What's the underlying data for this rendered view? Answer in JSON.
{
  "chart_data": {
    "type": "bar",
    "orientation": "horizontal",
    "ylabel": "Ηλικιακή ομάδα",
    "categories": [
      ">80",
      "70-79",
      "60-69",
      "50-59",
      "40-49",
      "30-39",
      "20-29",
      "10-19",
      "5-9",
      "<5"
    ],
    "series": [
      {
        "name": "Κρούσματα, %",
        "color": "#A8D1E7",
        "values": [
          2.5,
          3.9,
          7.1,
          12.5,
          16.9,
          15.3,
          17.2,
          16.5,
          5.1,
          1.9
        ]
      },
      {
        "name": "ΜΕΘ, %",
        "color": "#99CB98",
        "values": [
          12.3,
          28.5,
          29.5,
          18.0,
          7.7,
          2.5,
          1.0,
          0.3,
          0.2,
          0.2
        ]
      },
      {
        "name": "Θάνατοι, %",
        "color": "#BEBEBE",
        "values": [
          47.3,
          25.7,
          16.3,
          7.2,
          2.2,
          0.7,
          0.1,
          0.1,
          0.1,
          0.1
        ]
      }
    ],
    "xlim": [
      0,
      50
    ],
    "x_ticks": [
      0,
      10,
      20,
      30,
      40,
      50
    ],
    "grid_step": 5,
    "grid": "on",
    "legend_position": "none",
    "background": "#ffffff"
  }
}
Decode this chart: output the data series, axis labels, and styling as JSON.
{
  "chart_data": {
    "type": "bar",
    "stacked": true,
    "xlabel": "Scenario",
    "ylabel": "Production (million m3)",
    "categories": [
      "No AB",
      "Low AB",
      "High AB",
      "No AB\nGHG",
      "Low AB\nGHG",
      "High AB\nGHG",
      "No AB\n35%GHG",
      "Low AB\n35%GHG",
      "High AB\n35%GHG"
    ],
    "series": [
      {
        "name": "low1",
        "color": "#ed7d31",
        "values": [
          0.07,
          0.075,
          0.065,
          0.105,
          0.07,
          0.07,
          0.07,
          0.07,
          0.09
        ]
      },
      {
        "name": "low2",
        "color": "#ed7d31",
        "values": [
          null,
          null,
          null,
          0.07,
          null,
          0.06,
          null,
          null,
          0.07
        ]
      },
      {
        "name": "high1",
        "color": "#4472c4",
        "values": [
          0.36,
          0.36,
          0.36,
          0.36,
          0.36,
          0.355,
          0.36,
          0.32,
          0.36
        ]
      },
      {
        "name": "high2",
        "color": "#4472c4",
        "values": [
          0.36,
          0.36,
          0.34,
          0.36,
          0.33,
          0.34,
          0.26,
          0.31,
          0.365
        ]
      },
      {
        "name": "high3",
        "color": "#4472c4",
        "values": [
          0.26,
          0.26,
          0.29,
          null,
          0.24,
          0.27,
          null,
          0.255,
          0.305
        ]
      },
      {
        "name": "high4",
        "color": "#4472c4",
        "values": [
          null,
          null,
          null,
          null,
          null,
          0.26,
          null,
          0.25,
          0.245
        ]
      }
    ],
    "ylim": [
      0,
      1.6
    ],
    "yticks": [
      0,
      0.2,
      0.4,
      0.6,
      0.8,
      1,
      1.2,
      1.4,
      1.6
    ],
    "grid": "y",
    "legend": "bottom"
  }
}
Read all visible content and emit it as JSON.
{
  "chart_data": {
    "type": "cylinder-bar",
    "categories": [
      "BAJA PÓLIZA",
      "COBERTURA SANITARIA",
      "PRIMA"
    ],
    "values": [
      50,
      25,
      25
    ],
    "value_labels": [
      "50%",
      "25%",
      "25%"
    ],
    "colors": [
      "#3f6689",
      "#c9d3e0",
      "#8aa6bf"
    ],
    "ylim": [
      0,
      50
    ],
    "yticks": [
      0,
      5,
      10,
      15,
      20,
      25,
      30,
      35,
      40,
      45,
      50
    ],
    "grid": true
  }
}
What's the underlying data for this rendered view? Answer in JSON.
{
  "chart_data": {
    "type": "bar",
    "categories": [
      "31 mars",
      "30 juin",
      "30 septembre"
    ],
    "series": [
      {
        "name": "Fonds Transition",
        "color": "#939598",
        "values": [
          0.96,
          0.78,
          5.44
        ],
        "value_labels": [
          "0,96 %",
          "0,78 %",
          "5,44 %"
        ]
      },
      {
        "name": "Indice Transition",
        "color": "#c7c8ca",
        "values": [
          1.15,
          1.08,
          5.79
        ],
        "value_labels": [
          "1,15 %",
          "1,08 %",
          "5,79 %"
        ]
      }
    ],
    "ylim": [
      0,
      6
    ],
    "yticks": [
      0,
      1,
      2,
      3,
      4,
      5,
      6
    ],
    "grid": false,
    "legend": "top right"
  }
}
__________
#### EXERCISE GOAL:
The entries above must be returned in full, exactly as shown.

#### FINISHED ANSWER:
What's the underlying data for this rendered view? Answer in JSON.
{
  "chart_data": {
    "type": "bar",
    "orientation": "horizontal",
    "ylabel": "Ηλικιακή ομάδα",
    "categories": [
      ">80",
      "70-79",
      "60-69",
      "50-59",
      "40-49",
      "30-39",
      "20-29",
      "10-19",
      "5-9",
      "<5"
    ],
    "series": [
      {
        "name": "Κρούσματα, %",
        "color": "#A8D1E7",
        "values": [
          2.5,
          3.9,
          7.1,
          12.5,
          16.9,
          15.3,
          17.2,
          16.5,
          5.1,
          1.9
        ]
      },
      {
        "name": "ΜΕΘ, %",
        "color": "#99CB98",
        "values": [
          12.3,
          28.5,
          29.5,
          18.0,
          7.7,
          2.5,
          1.0,
          0.3,
          0.2,
          0.2
        ]
      },
      {
        "name": "Θάνατοι, %",
        "color": "#BEBEBE",
        "values": [
          47.3,
          25.7,
          16.3,
          7.2,
          2.2,
          0.7,
          0.1,
          0.1,
          0.1,
          0.1
        ]
      }
    ],
    "xlim": [
      0,
      50
    ],
    "x_ticks": [
      0,
      10,
      20,
      30,
      40,
      50
    ],
    "grid_step": 5,
    "grid": "on",
    "legend_position": "none",
    "background": "#ffffff"
  }
}
Decode this chart: output the data series, axis labels, and styling as JSON.
{
  "chart_data": {
    "type": "bar",
    "stacked": true,
    "xlabel": "Scenario",
    "ylabel": "Production (million m3)",
    "categories": [
      "No AB",
      "Low AB",
      "High AB",
      "No AB\nGHG",
      "Low AB\nGHG",
      "High AB\nGHG",
      "No AB\n35%GHG",
      "Low AB\n35%GHG",
      "High AB\n35%GHG"
    ],
    "series": [
      {
        "name": "low1",
        "color": "#ed7d31",
        "values": [
          0.07,
          0.075,
          0.065,
          0.105,
          0.07,
          0.07,
          0.07,
          0.07,
          0.09
        ]
      },
      {
        "name": "low2",
        "color": "#ed7d31",
        "values": [
          null,
          null,
          null,
          0.07,
          null,
          0.06,
          null,
          null,
          0.07
        ]
      },
      {
        "name": "high1",
        "color": "#4472c4",
        "values": [
          0.36,
          0.36,
          0.36,
          0.36,
          0.36,
          0.355,
          0.36,
          0.32,
          0.36
        ]
      },
      {
        "name": "high2",
        "color": "#4472c4",
        "values": [
          0.36,
          0.36,
          0.34,
          0.36,
          0.33,
          0.34,
          0.26,
          0.31,
          0.365
        ]
      },
      {
        "name": "high3",
        "color": "#4472c4",
        "values": [
          0.26,
          0.26,
          0.29,
          null,
          0.24,
          0.27,
          null,
          0.255,
          0.305
        ]
      },
      {
        "name": "high4",
        "color": "#4472c4",
        "values": [
          null,
          null,
          null,
          null,
          null,
          0.26,
          null,
          0.25,
          0.245
        ]
      }
    ],
    "ylim": [
      0,
      1.6
    ],
    "yticks": [
      0,
      0.2,
      0.4,
      0.6,
      0.8,
      1,
      1.2,
      1.4,
      1.6
    ],
    "grid": "y",
    "legend": "bottom"
  }
}
Read all visible content and emit it as JSON.
{
  "chart_data": {
    "type": "cylinder-bar",
    "categories": [
      "BAJA PÓLIZA",
      "COBERTURA SANITARIA",
      "PRIMA"
    ],
    "values": [
      50,
      25,
      25
    ],
    "value_labels": [
      "50%",
      "25%",
      "25%"
    ],
    "colors": [
      "#3f6689",
      "#c9d3e0",
      "#8aa6bf"
    ],
    "ylim": [
      0,
      50
    ],
    "yticks": [
      0,
      5,
      10,
      15,
      20,
      25,
      30,
      35,
      40,
      45,
      50
    ],
    "grid": true
  }
}
What's the underlying data for this rendered view? Answer in JSON.
{
  "chart_data": {
    "type": "bar",
    "categories": [
      "31 mars",
      "30 juin",
      "30 septembre"
    ],
    "series": [
      {
        "name": "Fonds Transition",
        "color": "#939598",
        "values": [
          0.96,
          0.78,
          5.44
        ],
        "value_labels": [
          "0,96 %",
          "0,78 %",
          "5,44 %"
        ]
      },
      {
        "name": "Indice Transition",
        "color": "#c7c8ca",
        "values": [
          1.15,
          1.08,
          5.79
        ],
        "value_labels": [
          "1,15 %",
          "1,08 %",
          "5,79 %"
        ]
      }
    ],
    "ylim": [
      0,
      6
    ],
    "yticks": [
      0,
      1,
      2,
      3,
      4,
      5,
      6
    ],
    "grid": false,
    "legend": "top right"
  }
}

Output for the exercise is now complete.